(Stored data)
--
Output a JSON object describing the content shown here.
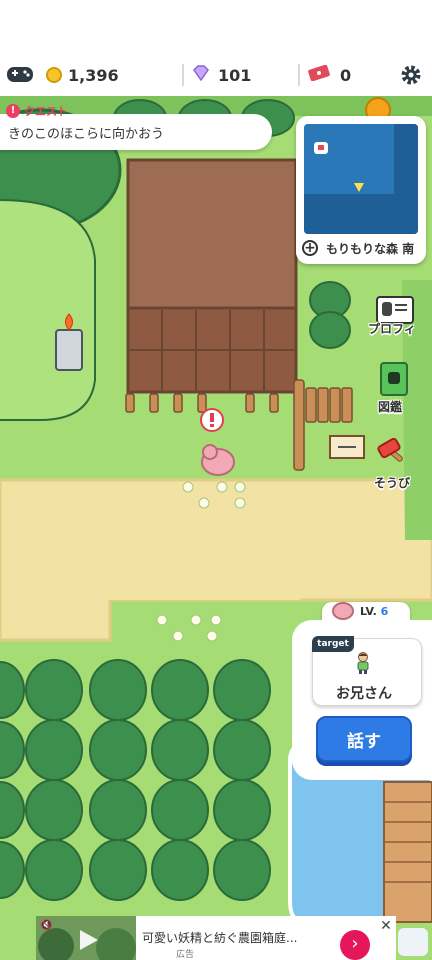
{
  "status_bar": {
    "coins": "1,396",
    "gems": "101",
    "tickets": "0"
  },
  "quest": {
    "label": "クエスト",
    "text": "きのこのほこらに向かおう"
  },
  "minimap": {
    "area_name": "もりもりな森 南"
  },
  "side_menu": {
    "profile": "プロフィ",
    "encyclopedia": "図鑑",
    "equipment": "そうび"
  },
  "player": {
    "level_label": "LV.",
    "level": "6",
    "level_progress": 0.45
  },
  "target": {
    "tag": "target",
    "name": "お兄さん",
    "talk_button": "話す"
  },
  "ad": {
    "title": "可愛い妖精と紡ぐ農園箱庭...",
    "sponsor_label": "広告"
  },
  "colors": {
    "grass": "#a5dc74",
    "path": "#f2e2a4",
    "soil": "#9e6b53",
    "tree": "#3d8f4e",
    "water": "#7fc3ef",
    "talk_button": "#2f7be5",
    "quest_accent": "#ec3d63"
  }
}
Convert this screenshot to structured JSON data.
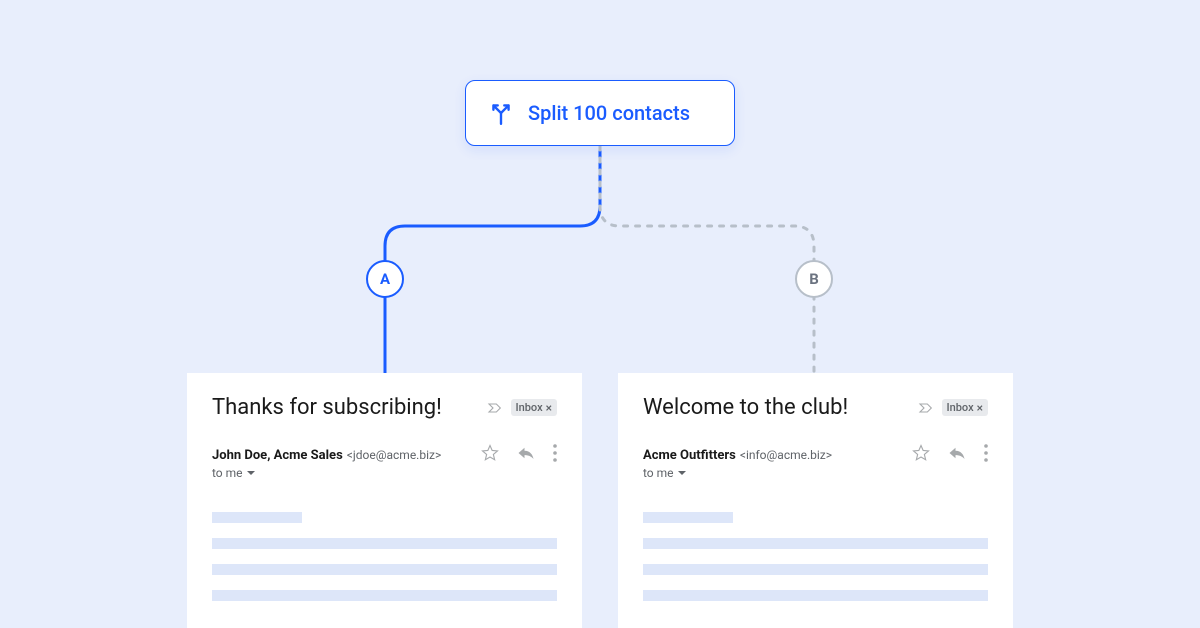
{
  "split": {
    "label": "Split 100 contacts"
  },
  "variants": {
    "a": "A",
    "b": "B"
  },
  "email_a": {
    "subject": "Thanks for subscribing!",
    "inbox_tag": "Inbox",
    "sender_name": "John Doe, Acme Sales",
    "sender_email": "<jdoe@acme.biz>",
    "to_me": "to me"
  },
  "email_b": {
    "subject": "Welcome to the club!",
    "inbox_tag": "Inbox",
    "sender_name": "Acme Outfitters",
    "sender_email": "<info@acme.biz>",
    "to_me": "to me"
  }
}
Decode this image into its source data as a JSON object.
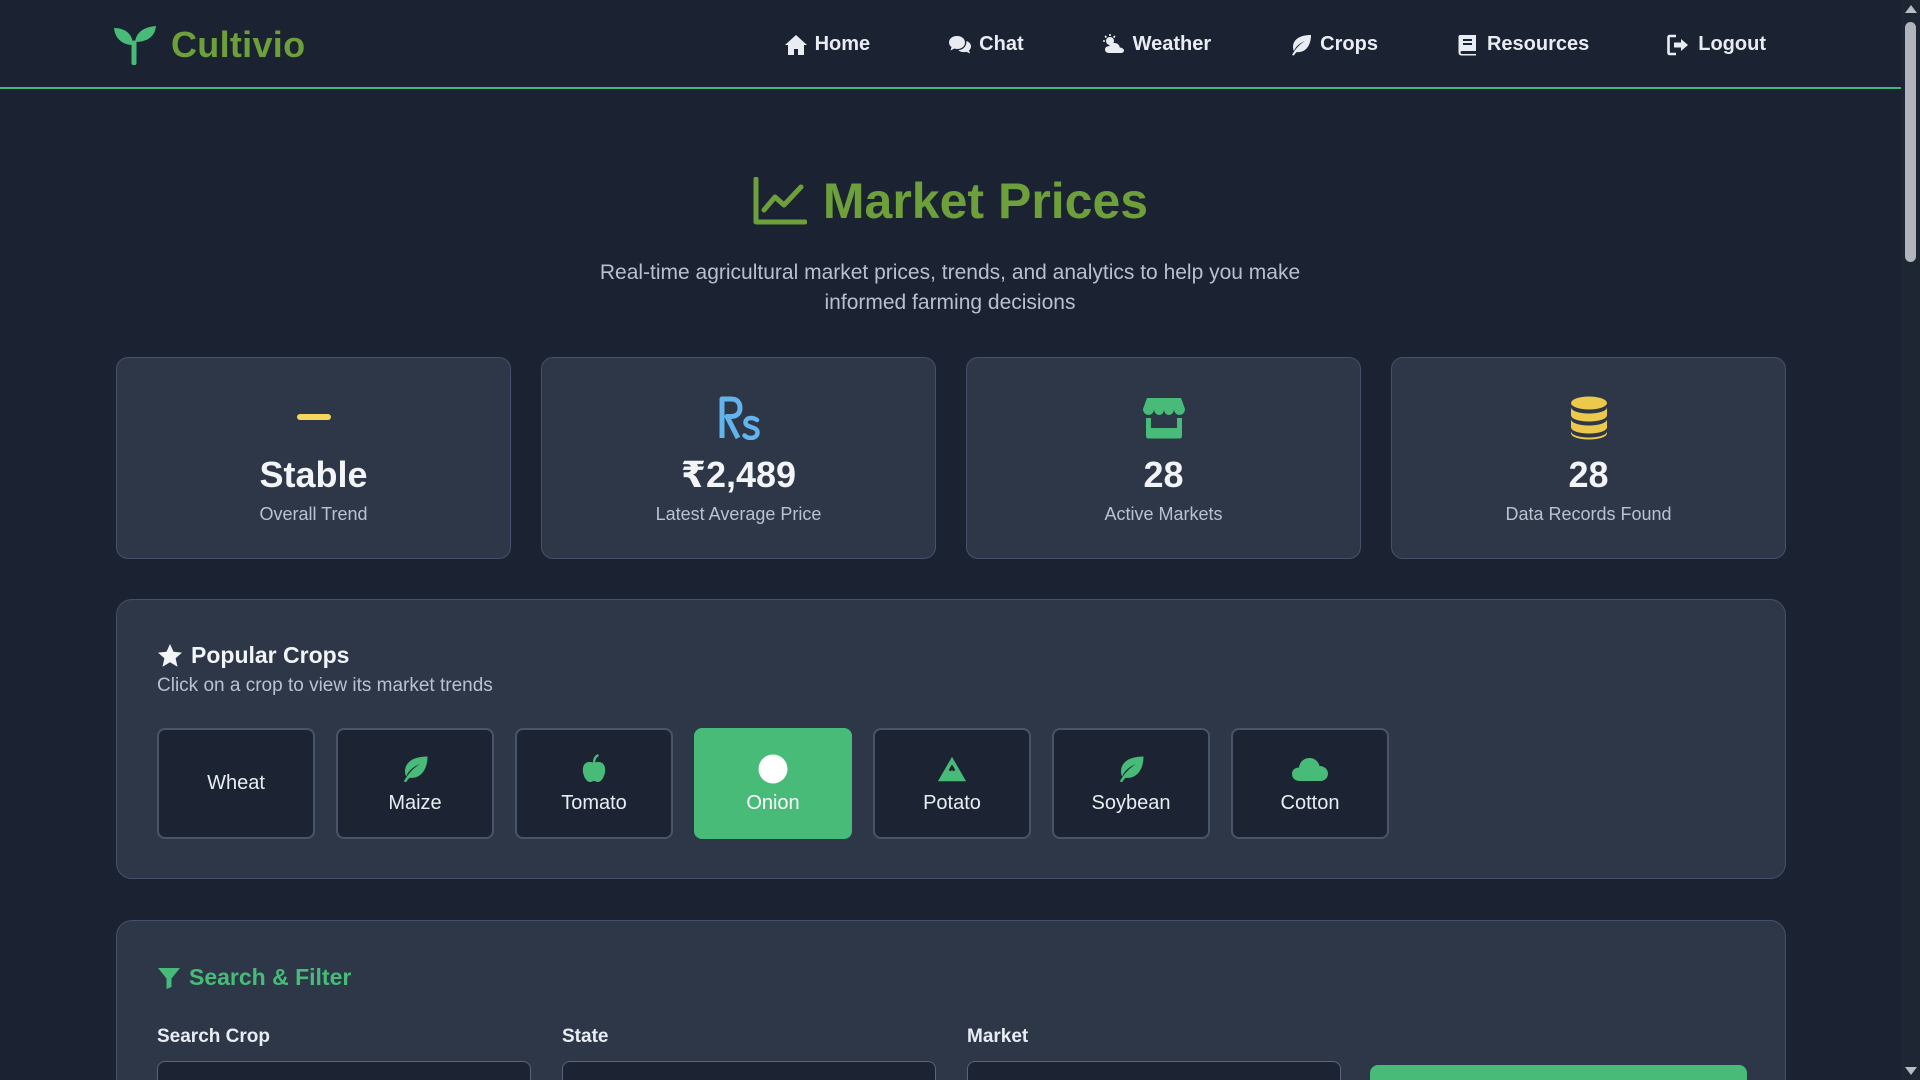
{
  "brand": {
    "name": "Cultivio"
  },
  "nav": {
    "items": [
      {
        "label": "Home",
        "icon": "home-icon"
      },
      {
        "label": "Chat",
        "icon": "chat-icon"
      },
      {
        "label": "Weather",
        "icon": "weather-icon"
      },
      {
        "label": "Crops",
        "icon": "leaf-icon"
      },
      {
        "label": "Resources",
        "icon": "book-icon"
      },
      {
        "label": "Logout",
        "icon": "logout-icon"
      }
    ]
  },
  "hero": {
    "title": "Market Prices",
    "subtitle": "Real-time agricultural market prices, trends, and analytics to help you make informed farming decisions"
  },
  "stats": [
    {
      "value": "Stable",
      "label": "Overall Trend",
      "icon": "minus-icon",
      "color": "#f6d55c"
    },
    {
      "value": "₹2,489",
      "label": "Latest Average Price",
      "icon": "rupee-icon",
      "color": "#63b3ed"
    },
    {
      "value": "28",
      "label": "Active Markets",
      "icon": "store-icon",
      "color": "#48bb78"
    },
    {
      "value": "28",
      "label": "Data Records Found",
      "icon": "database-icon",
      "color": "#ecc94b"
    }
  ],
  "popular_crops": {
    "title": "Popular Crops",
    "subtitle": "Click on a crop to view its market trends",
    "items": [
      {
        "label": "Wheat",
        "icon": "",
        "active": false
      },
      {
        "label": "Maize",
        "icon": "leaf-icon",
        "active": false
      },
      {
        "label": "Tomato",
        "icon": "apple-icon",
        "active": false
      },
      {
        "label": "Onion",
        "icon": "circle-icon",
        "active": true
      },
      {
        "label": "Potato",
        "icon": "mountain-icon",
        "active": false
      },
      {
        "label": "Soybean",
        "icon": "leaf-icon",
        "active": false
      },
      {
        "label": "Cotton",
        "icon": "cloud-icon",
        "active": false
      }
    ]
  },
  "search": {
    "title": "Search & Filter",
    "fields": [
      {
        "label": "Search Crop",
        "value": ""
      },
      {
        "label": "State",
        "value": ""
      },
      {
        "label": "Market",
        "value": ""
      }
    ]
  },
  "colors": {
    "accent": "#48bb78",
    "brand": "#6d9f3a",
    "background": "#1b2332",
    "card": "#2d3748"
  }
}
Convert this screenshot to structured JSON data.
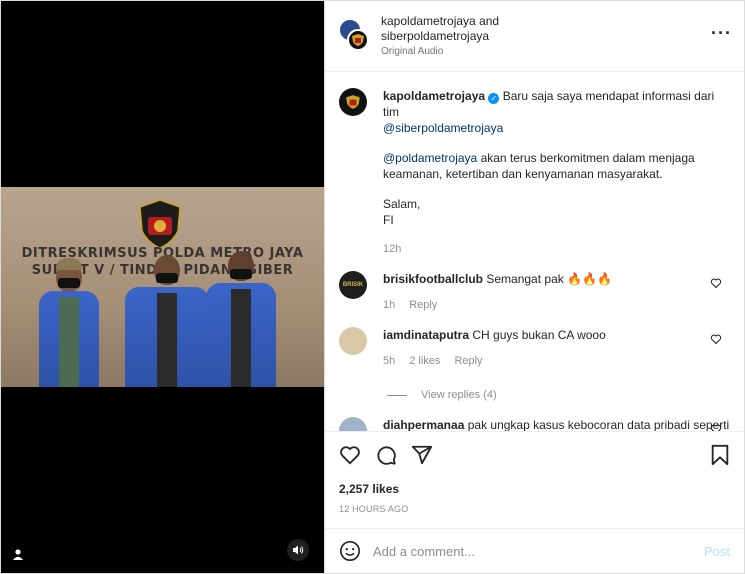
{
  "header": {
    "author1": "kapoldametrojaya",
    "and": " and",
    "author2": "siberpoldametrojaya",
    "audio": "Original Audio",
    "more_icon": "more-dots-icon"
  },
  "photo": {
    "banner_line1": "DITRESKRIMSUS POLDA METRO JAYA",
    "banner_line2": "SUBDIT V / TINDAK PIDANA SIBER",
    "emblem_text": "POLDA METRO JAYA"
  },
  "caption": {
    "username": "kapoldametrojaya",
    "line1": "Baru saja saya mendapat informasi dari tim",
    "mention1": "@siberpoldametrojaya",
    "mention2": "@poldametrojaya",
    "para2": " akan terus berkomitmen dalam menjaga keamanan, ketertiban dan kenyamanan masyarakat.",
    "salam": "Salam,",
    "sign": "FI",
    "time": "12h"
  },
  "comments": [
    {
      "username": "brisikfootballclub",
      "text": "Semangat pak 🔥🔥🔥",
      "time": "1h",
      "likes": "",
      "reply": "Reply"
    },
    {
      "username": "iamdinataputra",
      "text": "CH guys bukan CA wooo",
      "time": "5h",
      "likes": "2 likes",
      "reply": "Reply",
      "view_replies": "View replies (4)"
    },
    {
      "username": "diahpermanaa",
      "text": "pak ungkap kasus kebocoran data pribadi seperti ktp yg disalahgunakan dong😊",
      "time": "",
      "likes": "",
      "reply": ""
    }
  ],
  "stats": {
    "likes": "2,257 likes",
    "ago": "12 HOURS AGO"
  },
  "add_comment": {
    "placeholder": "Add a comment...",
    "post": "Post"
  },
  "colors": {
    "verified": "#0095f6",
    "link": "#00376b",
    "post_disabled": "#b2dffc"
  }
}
--
_Problem to solve_:
Set every line down exactly as written, leaving each picture out.

_Correct answer_:
Output a JSON object describing the content shown here.
{
  "status_bar": {
    "coins": "1,396",
    "gems": "101",
    "tickets": "0"
  },
  "quest": {
    "label": "クエスト",
    "text": "きのこのほこらに向かおう"
  },
  "minimap": {
    "area_name": "もりもりな森 南"
  },
  "side_menu": {
    "profile": "プロフィ",
    "encyclopedia": "図鑑",
    "equipment": "そうび"
  },
  "player": {
    "level_label": "LV.",
    "level": "6",
    "level_progress": 0.45
  },
  "target": {
    "tag": "target",
    "name": "お兄さん",
    "talk_button": "話す"
  },
  "ad": {
    "title": "可愛い妖精と紡ぐ農園箱庭...",
    "sponsor_label": "広告"
  },
  "colors": {
    "grass": "#a5dc74",
    "path": "#f2e2a4",
    "soil": "#9e6b53",
    "tree": "#3d8f4e",
    "water": "#7fc3ef",
    "talk_button": "#2f7be5",
    "quest_accent": "#ec3d63"
  }
}
Convert this screenshot to structured JSON data.
{
  "split": {
    "label": "Split 100 contacts"
  },
  "variants": {
    "a": "A",
    "b": "B"
  },
  "email_a": {
    "subject": "Thanks for subscribing!",
    "inbox_tag": "Inbox",
    "sender_name": "John Doe, Acme Sales",
    "sender_email": "<jdoe@acme.biz>",
    "to_me": "to me"
  },
  "email_b": {
    "subject": "Welcome to the club!",
    "inbox_tag": "Inbox",
    "sender_name": "Acme Outfitters",
    "sender_email": "<info@acme.biz>",
    "to_me": "to me"
  }
}
Decode this image into its source data as a JSON object.
{
  "brand": {
    "name": "Cultivio"
  },
  "nav": {
    "items": [
      {
        "label": "Home",
        "icon": "home-icon"
      },
      {
        "label": "Chat",
        "icon": "chat-icon"
      },
      {
        "label": "Weather",
        "icon": "weather-icon"
      },
      {
        "label": "Crops",
        "icon": "leaf-icon"
      },
      {
        "label": "Resources",
        "icon": "book-icon"
      },
      {
        "label": "Logout",
        "icon": "logout-icon"
      }
    ]
  },
  "hero": {
    "title": "Market Prices",
    "subtitle": "Real-time agricultural market prices, trends, and analytics to help you make informed farming decisions"
  },
  "stats": [
    {
      "value": "Stable",
      "label": "Overall Trend",
      "icon": "minus-icon",
      "color": "#f6d55c"
    },
    {
      "value": "₹2,489",
      "label": "Latest Average Price",
      "icon": "rupee-icon",
      "color": "#63b3ed"
    },
    {
      "value": "28",
      "label": "Active Markets",
      "icon": "store-icon",
      "color": "#48bb78"
    },
    {
      "value": "28",
      "label": "Data Records Found",
      "icon": "database-icon",
      "color": "#ecc94b"
    }
  ],
  "popular_crops": {
    "title": "Popular Crops",
    "subtitle": "Click on a crop to view its market trends",
    "items": [
      {
        "label": "Wheat",
        "icon": "",
        "active": false
      },
      {
        "label": "Maize",
        "icon": "leaf-icon",
        "active": false
      },
      {
        "label": "Tomato",
        "icon": "apple-icon",
        "active": false
      },
      {
        "label": "Onion",
        "icon": "circle-icon",
        "active": true
      },
      {
        "label": "Potato",
        "icon": "mountain-icon",
        "active": false
      },
      {
        "label": "Soybean",
        "icon": "leaf-icon",
        "active": false
      },
      {
        "label": "Cotton",
        "icon": "cloud-icon",
        "active": false
      }
    ]
  },
  "search": {
    "title": "Search & Filter",
    "fields": [
      {
        "label": "Search Crop",
        "value": ""
      },
      {
        "label": "State",
        "value": ""
      },
      {
        "label": "Market",
        "value": ""
      }
    ]
  },
  "colors": {
    "accent": "#48bb78",
    "brand": "#6d9f3a",
    "background": "#1b2332",
    "card": "#2d3748"
  }
}
Convert this screenshot to structured JSON data.
{
  "header": {
    "author1": "kapoldametrojaya",
    "and": " and",
    "author2": "siberpoldametrojaya",
    "audio": "Original Audio",
    "more_icon": "more-dots-icon"
  },
  "photo": {
    "banner_line1": "DITRESKRIMSUS POLDA METRO JAYA",
    "banner_line2": "SUBDIT V / TINDAK PIDANA SIBER",
    "emblem_text": "POLDA METRO JAYA"
  },
  "caption": {
    "username": "kapoldametrojaya",
    "line1": "Baru saja saya mendapat informasi dari tim",
    "mention1": "@siberpoldametrojaya",
    "mention2": "@poldametrojaya",
    "para2": " akan terus berkomitmen dalam menjaga keamanan, ketertiban dan kenyamanan masyarakat.",
    "salam": "Salam,",
    "sign": "FI",
    "time": "12h"
  },
  "comments": [
    {
      "username": "brisikfootballclub",
      "text": "Semangat pak 🔥🔥🔥",
      "time": "1h",
      "likes": "",
      "reply": "Reply"
    },
    {
      "username": "iamdinataputra",
      "text": "CH guys bukan CA wooo",
      "time": "5h",
      "likes": "2 likes",
      "reply": "Reply",
      "view_replies": "View replies (4)"
    },
    {
      "username": "diahpermanaa",
      "text": "pak ungkap kasus kebocoran data pribadi seperti ktp yg disalahgunakan dong😊",
      "time": "",
      "likes": "",
      "reply": ""
    }
  ],
  "stats": {
    "likes": "2,257 likes",
    "ago": "12 HOURS AGO"
  },
  "add_comment": {
    "placeholder": "Add a comment...",
    "post": "Post"
  },
  "colors": {
    "verified": "#0095f6",
    "link": "#00376b",
    "post_disabled": "#b2dffc"
  }
}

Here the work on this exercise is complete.